Dois meses após tragédia, quase 400 famílias seguem em hotéis em Juiz de Fora

Avanço na Compra Assistida foi apresentado em reunião, mas situação de famílias desabrigadas ainda deve se prolongar


Por Bernardo Marchiori

23/04/2026 às 16h00

Exatamente dois meses após a tragédia causada pelas fortes chuvas de 23 de fevereiro em Juiz de Fora e outros municípios da Zona da Mata, o Gabinete de Crise e Resposta se reuniu em coletiva à imprensa para abordar o andamento dos trabalhos e questões relacionadas à prevenção, reparação e resposta ao desastre. Na ocasião, foi revelado que quase 400 famílias desabrigadas ainda permanecem em hotéis custeados com recursos federais. Nesse contexto, o Município e a União relataram ao Ministério Público de Minas Gerais (MPMG) que “já houve um grande avanço na questão da Compra Assistida”.

Por outro lado, a situação das famílias ainda vai se prolongar, de acordo com o promotor de Meio Ambiente do MPMG, Alex Fernandes Santiago. “Está tudo interligado: a necessidade de que o Compra Assistida se efetive pela União, com a indicação do Município de quem deve ser beneficiado; a necessidade de que o Estado seja mais ágil nas questões em relação ao programa Moradas Gerais, com propriedades que precisam de pequenas reformas (não o caso de demolição); e que sejam adquiridos eletrodomésticos da linha branca.”

Ele acrescenta que, através de uma interlocução do MPMG, uma empresa internacional deve doar “bastantes eletrodomésticos para a população de Juiz de Fora”. O próprio órgão, segundo ele, já destinou R$ 1,5 milhão para o Centro de Apoio Operacional das Promotorias de Justiça de Defesa da Ordem Econômica e Tributária (Caoet) como linha de crédito para recuperação de pessoas que foram prejudicadas, especialmente pequenos empreendedores.

Por meio do programa Compra Assistida, famílias atingidas pelas chuvas receberão imóveis comprados pelo Governo federal, por meio da Caixa Econômica Federal, no valor de R$ 200 mil. O promotor de Meio Ambiente do MPMG explica que as pessoas poderão procurar, através de seus corretores, o imóvel que desejam comprar com a verba. “Além disso, poderão adquirir imóveis que vêm de propriedades inadimplentes do Minha Casa, Minha Vida.”

• • • • • • •

▶ [INSTRUÇÃO DE TRABALHO 1]: Segundo a reportagem sobre Juiz de Fora, qual é o valor dos imóveis que o Governo federal comprará pelo programa Compra Assistida?
▶ [INSTRUÇÃO DE TRABALHO 2]: Por favor, transcreva o trecho da reportagem sobre Juiz de Fora desde "Ele acrescenta que, através" até "especialmente pequenos empreendedores.", inclusive.

• • • • • • •

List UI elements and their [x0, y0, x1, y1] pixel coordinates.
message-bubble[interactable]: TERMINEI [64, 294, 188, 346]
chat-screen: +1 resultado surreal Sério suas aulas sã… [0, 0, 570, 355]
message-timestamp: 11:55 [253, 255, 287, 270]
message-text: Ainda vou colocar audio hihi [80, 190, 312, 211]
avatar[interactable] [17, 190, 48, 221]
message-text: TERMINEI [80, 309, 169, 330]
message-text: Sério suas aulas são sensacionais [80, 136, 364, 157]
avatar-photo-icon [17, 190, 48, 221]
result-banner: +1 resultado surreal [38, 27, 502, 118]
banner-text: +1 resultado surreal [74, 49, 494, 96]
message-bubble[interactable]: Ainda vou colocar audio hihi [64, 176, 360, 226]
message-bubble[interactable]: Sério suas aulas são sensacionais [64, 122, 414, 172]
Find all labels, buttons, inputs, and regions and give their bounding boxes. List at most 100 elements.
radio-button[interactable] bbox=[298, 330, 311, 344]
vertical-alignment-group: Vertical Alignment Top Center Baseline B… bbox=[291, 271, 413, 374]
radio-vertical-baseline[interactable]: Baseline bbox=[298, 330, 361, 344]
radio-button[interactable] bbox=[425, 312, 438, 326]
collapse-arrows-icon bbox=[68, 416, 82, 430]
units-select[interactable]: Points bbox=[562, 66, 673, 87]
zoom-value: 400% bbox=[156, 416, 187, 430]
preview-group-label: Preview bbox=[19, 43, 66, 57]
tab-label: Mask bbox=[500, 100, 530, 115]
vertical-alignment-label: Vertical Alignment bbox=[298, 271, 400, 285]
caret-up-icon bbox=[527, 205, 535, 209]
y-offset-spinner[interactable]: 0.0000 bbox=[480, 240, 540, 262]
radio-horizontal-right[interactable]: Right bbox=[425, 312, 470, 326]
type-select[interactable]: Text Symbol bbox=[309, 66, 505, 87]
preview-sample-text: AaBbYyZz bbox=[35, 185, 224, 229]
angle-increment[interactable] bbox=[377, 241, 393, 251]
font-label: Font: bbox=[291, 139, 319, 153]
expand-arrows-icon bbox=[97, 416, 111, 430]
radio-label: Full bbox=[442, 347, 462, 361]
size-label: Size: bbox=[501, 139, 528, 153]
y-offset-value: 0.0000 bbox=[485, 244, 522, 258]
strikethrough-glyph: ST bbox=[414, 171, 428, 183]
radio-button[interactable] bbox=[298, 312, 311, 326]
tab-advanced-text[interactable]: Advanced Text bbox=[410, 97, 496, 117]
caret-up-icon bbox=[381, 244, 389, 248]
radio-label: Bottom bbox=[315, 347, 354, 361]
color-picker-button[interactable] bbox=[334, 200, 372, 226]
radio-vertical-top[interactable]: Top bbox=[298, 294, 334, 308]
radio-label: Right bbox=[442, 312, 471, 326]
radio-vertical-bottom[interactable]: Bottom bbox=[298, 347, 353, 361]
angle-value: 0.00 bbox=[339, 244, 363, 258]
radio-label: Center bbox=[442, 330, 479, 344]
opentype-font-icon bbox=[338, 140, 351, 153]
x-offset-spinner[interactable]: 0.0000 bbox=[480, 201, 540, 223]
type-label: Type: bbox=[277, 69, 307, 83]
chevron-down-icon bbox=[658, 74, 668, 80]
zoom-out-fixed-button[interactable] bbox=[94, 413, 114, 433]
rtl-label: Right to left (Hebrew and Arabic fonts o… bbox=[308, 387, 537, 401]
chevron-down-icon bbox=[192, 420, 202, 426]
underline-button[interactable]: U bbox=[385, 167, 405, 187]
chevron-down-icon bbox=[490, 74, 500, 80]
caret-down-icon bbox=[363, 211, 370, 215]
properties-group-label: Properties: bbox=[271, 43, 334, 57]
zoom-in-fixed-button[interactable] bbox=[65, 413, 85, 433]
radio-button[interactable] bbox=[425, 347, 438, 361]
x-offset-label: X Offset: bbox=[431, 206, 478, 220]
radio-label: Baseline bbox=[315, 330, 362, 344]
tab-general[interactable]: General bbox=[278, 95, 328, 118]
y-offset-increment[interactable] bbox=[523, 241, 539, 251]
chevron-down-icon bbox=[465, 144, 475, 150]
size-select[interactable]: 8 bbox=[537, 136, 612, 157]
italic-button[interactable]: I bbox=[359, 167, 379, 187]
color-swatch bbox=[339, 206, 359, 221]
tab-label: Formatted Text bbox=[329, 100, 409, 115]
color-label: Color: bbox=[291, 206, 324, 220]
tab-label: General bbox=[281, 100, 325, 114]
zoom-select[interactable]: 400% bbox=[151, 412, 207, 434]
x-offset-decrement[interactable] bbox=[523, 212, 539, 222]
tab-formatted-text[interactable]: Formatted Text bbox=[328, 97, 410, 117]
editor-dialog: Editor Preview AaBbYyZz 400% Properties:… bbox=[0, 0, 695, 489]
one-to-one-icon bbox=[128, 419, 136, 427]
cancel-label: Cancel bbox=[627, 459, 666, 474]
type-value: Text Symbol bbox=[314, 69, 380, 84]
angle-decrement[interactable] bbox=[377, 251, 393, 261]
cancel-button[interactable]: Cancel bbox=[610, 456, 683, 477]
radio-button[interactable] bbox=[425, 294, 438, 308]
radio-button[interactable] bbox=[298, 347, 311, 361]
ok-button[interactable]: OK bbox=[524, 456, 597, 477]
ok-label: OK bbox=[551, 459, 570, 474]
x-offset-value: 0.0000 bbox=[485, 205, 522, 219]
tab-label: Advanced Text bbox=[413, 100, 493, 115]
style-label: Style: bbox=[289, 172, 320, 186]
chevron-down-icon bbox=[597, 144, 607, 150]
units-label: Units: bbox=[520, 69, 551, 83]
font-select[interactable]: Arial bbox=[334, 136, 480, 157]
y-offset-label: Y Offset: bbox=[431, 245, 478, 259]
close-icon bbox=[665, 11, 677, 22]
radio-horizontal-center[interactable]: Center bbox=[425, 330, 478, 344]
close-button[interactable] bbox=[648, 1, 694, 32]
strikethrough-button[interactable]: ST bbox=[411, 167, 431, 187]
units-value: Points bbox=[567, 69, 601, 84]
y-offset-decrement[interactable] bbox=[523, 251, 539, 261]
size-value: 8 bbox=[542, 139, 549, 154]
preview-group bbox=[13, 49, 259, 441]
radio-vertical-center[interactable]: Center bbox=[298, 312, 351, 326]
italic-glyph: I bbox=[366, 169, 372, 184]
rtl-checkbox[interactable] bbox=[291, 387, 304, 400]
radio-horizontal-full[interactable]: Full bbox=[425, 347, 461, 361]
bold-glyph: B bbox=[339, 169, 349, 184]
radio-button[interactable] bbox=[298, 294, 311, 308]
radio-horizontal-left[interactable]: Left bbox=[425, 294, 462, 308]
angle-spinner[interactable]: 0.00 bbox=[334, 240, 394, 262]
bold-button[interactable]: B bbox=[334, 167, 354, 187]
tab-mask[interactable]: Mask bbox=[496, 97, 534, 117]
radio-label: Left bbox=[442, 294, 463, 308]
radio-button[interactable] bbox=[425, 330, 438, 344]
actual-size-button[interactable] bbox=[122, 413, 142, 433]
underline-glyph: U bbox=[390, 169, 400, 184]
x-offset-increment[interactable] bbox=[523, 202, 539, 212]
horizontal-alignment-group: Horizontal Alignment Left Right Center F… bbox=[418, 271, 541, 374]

• • • • • • •

▶ [RESPOSTA ESCRITA 1]: R$ 200 mil.

▶ [RESPOSTA ESCRITA 2]:
Ele acrescenta que, através de uma interlocução do MPMG, uma empresa internacional deve doar “bastantes eletrodomésticos para a população de Juiz de Fora”. O próprio órgão, segundo ele, já destinou R$ 1,5 milhão para o Centro de Apoio Operacional das Promotorias de Justiça de Defesa da Ordem Econômica e Tributária (Caoet) como linha de crédito para recuperação de pessoas que foram prejudicadas, especialmente pequenos empreendedores.